Each entry should be quoted word for word, including every mark of punctuation.

* BEGIN Data entries *

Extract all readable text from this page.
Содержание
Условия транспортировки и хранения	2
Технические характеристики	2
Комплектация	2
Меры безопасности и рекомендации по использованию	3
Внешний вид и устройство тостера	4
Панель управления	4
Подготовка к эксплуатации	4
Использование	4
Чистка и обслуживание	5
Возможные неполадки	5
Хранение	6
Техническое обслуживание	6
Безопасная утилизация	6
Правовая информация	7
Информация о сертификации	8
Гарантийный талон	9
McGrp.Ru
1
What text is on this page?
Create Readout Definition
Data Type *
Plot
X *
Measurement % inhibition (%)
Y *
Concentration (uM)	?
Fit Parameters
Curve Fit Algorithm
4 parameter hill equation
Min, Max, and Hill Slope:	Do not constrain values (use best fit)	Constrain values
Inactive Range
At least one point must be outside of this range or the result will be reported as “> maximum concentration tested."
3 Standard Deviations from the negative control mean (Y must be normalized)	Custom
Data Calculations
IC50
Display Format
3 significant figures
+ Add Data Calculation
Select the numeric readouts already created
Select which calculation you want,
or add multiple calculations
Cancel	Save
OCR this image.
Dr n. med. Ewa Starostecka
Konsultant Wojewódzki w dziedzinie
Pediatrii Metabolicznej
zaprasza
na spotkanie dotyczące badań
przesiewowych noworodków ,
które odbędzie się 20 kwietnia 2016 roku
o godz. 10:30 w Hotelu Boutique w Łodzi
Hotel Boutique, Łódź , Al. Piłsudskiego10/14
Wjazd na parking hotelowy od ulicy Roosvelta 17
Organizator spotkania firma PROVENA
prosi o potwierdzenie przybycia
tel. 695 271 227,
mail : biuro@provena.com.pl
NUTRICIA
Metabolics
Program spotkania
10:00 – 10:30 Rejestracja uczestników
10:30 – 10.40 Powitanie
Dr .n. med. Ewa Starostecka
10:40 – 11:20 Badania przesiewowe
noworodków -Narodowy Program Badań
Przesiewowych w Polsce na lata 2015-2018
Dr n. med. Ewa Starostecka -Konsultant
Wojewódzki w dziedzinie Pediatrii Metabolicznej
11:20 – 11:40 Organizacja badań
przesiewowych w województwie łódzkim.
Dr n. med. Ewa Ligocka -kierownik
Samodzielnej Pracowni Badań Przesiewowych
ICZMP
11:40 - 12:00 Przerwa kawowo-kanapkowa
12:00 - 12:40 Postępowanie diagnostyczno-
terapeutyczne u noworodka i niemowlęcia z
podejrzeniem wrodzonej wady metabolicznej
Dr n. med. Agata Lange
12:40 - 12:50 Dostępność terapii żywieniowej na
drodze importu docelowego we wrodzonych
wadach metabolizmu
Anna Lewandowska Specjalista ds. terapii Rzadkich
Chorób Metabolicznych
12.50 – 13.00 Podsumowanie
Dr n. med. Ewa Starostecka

* END Data entries *

→ Result of this exercise
Extract all readable text from this page.
Содержание
Условия транспортировки и хранения	2
Технические характеристики	2
Комплектация	2
Меры безопасности и рекомендации по использованию	3
Внешний вид и устройство тостера	4
Панель управления	4
Подготовка к эксплуатации	4
Использование	4
Чистка и обслуживание	5
Возможные неполадки	5
Хранение	6
Техническое обслуживание	6
Безопасная утилизация	6
Правовая информация	7
Информация о сертификации	8
Гарантийный талон	9
McGrp.Ru
1
What text is on this page?
Create Readout Definition
Data Type *
Plot
X *
Measurement % inhibition (%)
Y *
Concentration (uM)	?
Fit Parameters
Curve Fit Algorithm
4 parameter hill equation
Min, Max, and Hill Slope:	Do not constrain values (use best fit)	Constrain values
Inactive Range
At least one point must be outside of this range or the result will be reported as “> maximum concentration tested."
3 Standard Deviations from the negative control mean (Y must be normalized)	Custom
Data Calculations
IC50
Display Format
3 significant figures
+ Add Data Calculation
Select the numeric readouts already created
Select which calculation you want,
or add multiple calculations
Cancel	Save
OCR this image.
Dr n. med. Ewa Starostecka
Konsultant Wojewódzki w dziedzinie
Pediatrii Metabolicznej
zaprasza
na spotkanie dotyczące badań
przesiewowych noworodków ,
które odbędzie się 20 kwietnia 2016 roku
o godz. 10:30 w Hotelu Boutique w Łodzi
Hotel Boutique, Łódź , Al. Piłsudskiego10/14
Wjazd na parking hotelowy od ulicy Roosvelta 17
Organizator spotkania firma PROVENA
prosi o potwierdzenie przybycia
tel. 695 271 227,
mail : biuro@provena.com.pl
NUTRICIA
Metabolics
Program spotkania
10:00 – 10:30 Rejestracja uczestników
10:30 – 10.40 Powitanie
Dr .n. med. Ewa Starostecka
10:40 – 11:20 Badania przesiewowe
noworodków -Narodowy Program Badań
Przesiewowych w Polsce na lata 2015-2018
Dr n. med. Ewa Starostecka -Konsultant
Wojewódzki w dziedzinie Pediatrii Metabolicznej
11:20 – 11:40 Organizacja badań
przesiewowych w województwie łódzkim.
Dr n. med. Ewa Ligocka -kierownik
Samodzielnej Pracowni Badań Przesiewowych
ICZMP
11:40 - 12:00 Przerwa kawowo-kanapkowa
12:00 - 12:40 Postępowanie diagnostyczno-
terapeutyczne u noworodka i niemowlęcia z
podejrzeniem wrodzonej wady metabolicznej
Dr n. med. Agata Lange
12:40 - 12:50 Dostępność terapii żywieniowej na
drodze importu docelowego we wrodzonych
wadach metabolizmu
Anna Lewandowska Specjalista ds. terapii Rzadkich
Chorób Metabolicznych
12.50 – 13.00 Podsumowanie
Dr n. med. Ewa Starostecka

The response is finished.